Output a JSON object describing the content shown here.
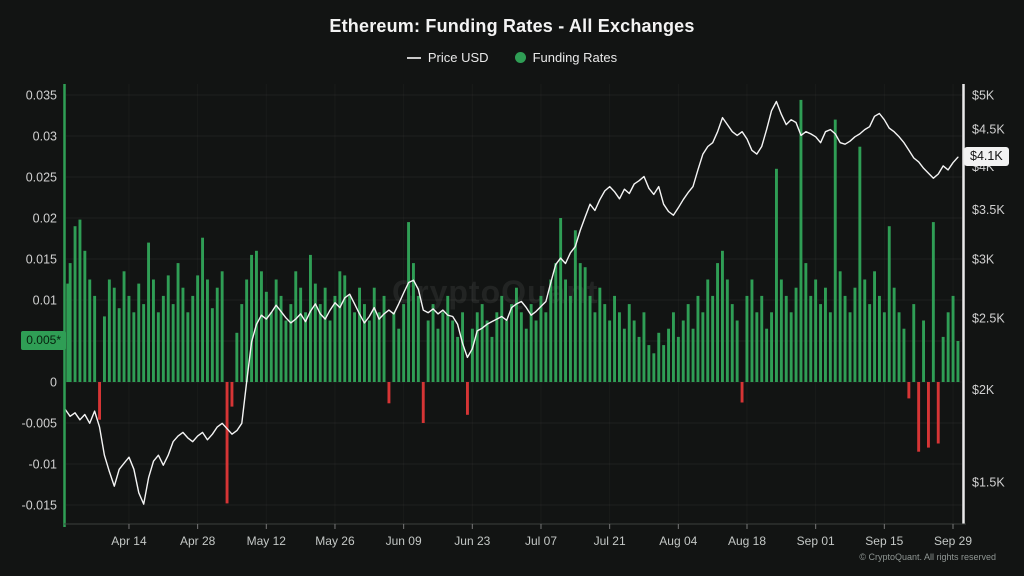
{
  "title": "Ethereum: Funding Rates - All Exchanges",
  "watermark": "CryptoQuant",
  "copyright": "© CryptoQuant. All rights reserved",
  "legend": [
    {
      "label": "Price USD",
      "marker": "line",
      "color": "#c9c9c9"
    },
    {
      "label": "Funding Rates",
      "marker": "dot",
      "color": "#2f9e55"
    }
  ],
  "annotations": {
    "left_badge": {
      "text": "0.005*",
      "bg": "#2f9e55",
      "fg": "#07220f"
    },
    "right_badge": {
      "text": "$4.1K",
      "bg": "#f2f2f2",
      "fg": "#141414"
    }
  },
  "colors": {
    "background": "#121413",
    "bar_positive": "#2f9e55",
    "bar_negative": "#d63535",
    "price_line": "#f4f4f4",
    "axis_text": "#d0d0d0",
    "x_axis_text": "#c4c8c6",
    "left_axis_line": "#2f9e55",
    "right_axis_line": "#e9e9e9",
    "baseline": "#3c403e",
    "tick": "#777777",
    "grid_h": "rgba(255,255,255,0.05)",
    "grid_v": "rgba(255,255,255,0.03)"
  },
  "chart_data": {
    "type": "mixed",
    "interval": "daily",
    "x_axis": {
      "start": "Apr 01",
      "end": "Sep 30",
      "ticks": [
        {
          "label": "Apr 14",
          "i": 13
        },
        {
          "label": "Apr 28",
          "i": 27
        },
        {
          "label": "May 12",
          "i": 41
        },
        {
          "label": "May 26",
          "i": 55
        },
        {
          "label": "Jun 09",
          "i": 69
        },
        {
          "label": "Jun 23",
          "i": 83
        },
        {
          "label": "Jul 07",
          "i": 97
        },
        {
          "label": "Jul 21",
          "i": 111
        },
        {
          "label": "Aug 04",
          "i": 125
        },
        {
          "label": "Aug 18",
          "i": 139
        },
        {
          "label": "Sep 01",
          "i": 153
        },
        {
          "label": "Sep 15",
          "i": 167
        },
        {
          "label": "Sep 29",
          "i": 181
        }
      ]
    },
    "left_axis": {
      "scale": "linear",
      "range": [
        -0.0175,
        0.0365
      ],
      "ticks": [
        {
          "label": "0.035",
          "v": 0.035
        },
        {
          "label": "0.03",
          "v": 0.03
        },
        {
          "label": "0.025",
          "v": 0.025
        },
        {
          "label": "0.02",
          "v": 0.02
        },
        {
          "label": "0.015",
          "v": 0.015
        },
        {
          "label": "0.01",
          "v": 0.01
        },
        {
          "label": "0.005",
          "v": 0.005
        },
        {
          "label": "0",
          "v": 0
        },
        {
          "label": "-0.005",
          "v": -0.005
        },
        {
          "label": "-0.01",
          "v": -0.01
        },
        {
          "label": "-0.015",
          "v": -0.015
        }
      ]
    },
    "right_axis": {
      "scale": "log",
      "unit": "USD (K)",
      "ticks": [
        {
          "label": "$5K",
          "v": 5
        },
        {
          "label": "$4.5K",
          "v": 4.5
        },
        {
          "label": "$4K",
          "v": 4
        },
        {
          "label": "$3.5K",
          "v": 3.5
        },
        {
          "label": "$3K",
          "v": 3
        },
        {
          "label": "$2.5K",
          "v": 2.5
        },
        {
          "label": "$2K",
          "v": 2
        },
        {
          "label": "$1.5K",
          "v": 1.5
        }
      ]
    },
    "series": [
      {
        "name": "Funding Rates",
        "type": "bar",
        "axis": "left",
        "latest": 0.005,
        "values": [
          0.012,
          0.0145,
          0.019,
          0.0198,
          0.016,
          0.0125,
          0.0105,
          -0.0046,
          0.008,
          0.0125,
          0.0115,
          0.009,
          0.0135,
          0.0105,
          0.0085,
          0.012,
          0.0095,
          0.017,
          0.0125,
          0.0085,
          0.0105,
          0.013,
          0.0095,
          0.0145,
          0.0115,
          0.0085,
          0.0105,
          0.013,
          0.0176,
          0.0125,
          0.009,
          0.0115,
          0.0135,
          -0.0148,
          -0.003,
          0.006,
          0.0095,
          0.0125,
          0.0155,
          0.016,
          0.0135,
          0.011,
          0.0085,
          0.0125,
          0.0105,
          0.0075,
          0.0095,
          0.0135,
          0.0115,
          0.0085,
          0.0155,
          0.012,
          0.0095,
          0.0115,
          0.0075,
          0.0105,
          0.0135,
          0.013,
          0.0105,
          0.0085,
          0.0115,
          0.0095,
          0.0075,
          0.0115,
          0.0085,
          0.0105,
          -0.0026,
          0.0085,
          0.0065,
          0.0095,
          0.0195,
          0.0145,
          0.0105,
          -0.005,
          0.0075,
          0.0095,
          0.0065,
          0.0085,
          0.0105,
          0.0075,
          0.0055,
          0.0085,
          -0.004,
          0.0065,
          0.0085,
          0.0095,
          0.0075,
          0.0055,
          0.0085,
          0.0105,
          0.0075,
          0.0095,
          0.0115,
          0.0085,
          0.0065,
          0.0095,
          0.0075,
          0.0105,
          0.0085,
          0.0125,
          0.0145,
          0.02,
          0.0125,
          0.0105,
          0.0185,
          0.0145,
          0.014,
          0.0105,
          0.0085,
          0.0115,
          0.0095,
          0.0075,
          0.0105,
          0.0085,
          0.0065,
          0.0095,
          0.0075,
          0.0055,
          0.0085,
          0.0045,
          0.0035,
          0.006,
          0.0045,
          0.0065,
          0.0085,
          0.0055,
          0.0075,
          0.0095,
          0.0065,
          0.0105,
          0.0085,
          0.0125,
          0.0105,
          0.0145,
          0.016,
          0.0125,
          0.0095,
          0.0075,
          -0.0025,
          0.0105,
          0.0125,
          0.0085,
          0.0105,
          0.0065,
          0.0085,
          0.026,
          0.0125,
          0.0105,
          0.0085,
          0.0115,
          0.0344,
          0.0145,
          0.0105,
          0.0125,
          0.0095,
          0.0115,
          0.0085,
          0.032,
          0.0135,
          0.0105,
          0.0085,
          0.0115,
          0.0287,
          0.0125,
          0.0095,
          0.0135,
          0.0105,
          0.0085,
          0.019,
          0.0115,
          0.0085,
          0.0065,
          -0.002,
          0.0095,
          -0.0085,
          0.0075,
          -0.008,
          0.0195,
          -0.0075,
          0.0055,
          0.0085,
          0.0105,
          0.005
        ]
      },
      {
        "name": "Price USD",
        "type": "line",
        "axis": "right",
        "unit_k": true,
        "latest": 4.12,
        "values": [
          1.88,
          1.84,
          1.86,
          1.82,
          1.85,
          1.8,
          1.87,
          1.78,
          1.63,
          1.55,
          1.48,
          1.56,
          1.59,
          1.62,
          1.56,
          1.45,
          1.4,
          1.52,
          1.6,
          1.63,
          1.58,
          1.63,
          1.7,
          1.73,
          1.75,
          1.72,
          1.7,
          1.73,
          1.75,
          1.71,
          1.74,
          1.78,
          1.8,
          1.77,
          1.74,
          1.76,
          1.8,
          2.05,
          2.32,
          2.45,
          2.52,
          2.49,
          2.54,
          2.6,
          2.55,
          2.5,
          2.46,
          2.49,
          2.53,
          2.47,
          2.55,
          2.61,
          2.53,
          2.49,
          2.56,
          2.62,
          2.58,
          2.66,
          2.69,
          2.61,
          2.53,
          2.46,
          2.51,
          2.58,
          2.49,
          2.53,
          2.56,
          2.53,
          2.61,
          2.7,
          2.79,
          2.81,
          2.73,
          2.56,
          2.54,
          2.57,
          2.53,
          2.56,
          2.52,
          2.51,
          2.45,
          2.31,
          2.21,
          2.27,
          2.4,
          2.42,
          2.45,
          2.47,
          2.49,
          2.51,
          2.48,
          2.58,
          2.61,
          2.63,
          2.58,
          2.52,
          2.55,
          2.59,
          2.63,
          2.79,
          2.95,
          3.01,
          2.96,
          3.06,
          3.12,
          3.28,
          3.42,
          3.56,
          3.49,
          3.61,
          3.71,
          3.76,
          3.7,
          3.62,
          3.73,
          3.68,
          3.79,
          3.83,
          3.88,
          3.74,
          3.67,
          3.76,
          3.56,
          3.48,
          3.44,
          3.52,
          3.61,
          3.69,
          3.76,
          3.96,
          4.16,
          4.26,
          4.31,
          4.46,
          4.66,
          4.56,
          4.46,
          4.41,
          4.46,
          4.36,
          4.21,
          4.16,
          4.26,
          4.49,
          4.76,
          4.9,
          4.71,
          4.56,
          4.63,
          4.59,
          4.41,
          4.46,
          4.43,
          4.39,
          4.31,
          4.46,
          4.49,
          4.43,
          4.31,
          4.29,
          4.33,
          4.39,
          4.43,
          4.49,
          4.53,
          4.68,
          4.72,
          4.63,
          4.51,
          4.46,
          4.39,
          4.31,
          4.21,
          4.11,
          4.06,
          3.98,
          3.92,
          3.86,
          3.91,
          4.01,
          3.96,
          4.05,
          4.12
        ]
      }
    ]
  }
}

» **WHAT TO DO**
Show every line in the records above that contains the word "Rates".

» **OUTPUT**
  "title": "Ethereum: Funding Rates - All Exchanges",
      "label": "Funding Rates",
        "name": "Funding Rates",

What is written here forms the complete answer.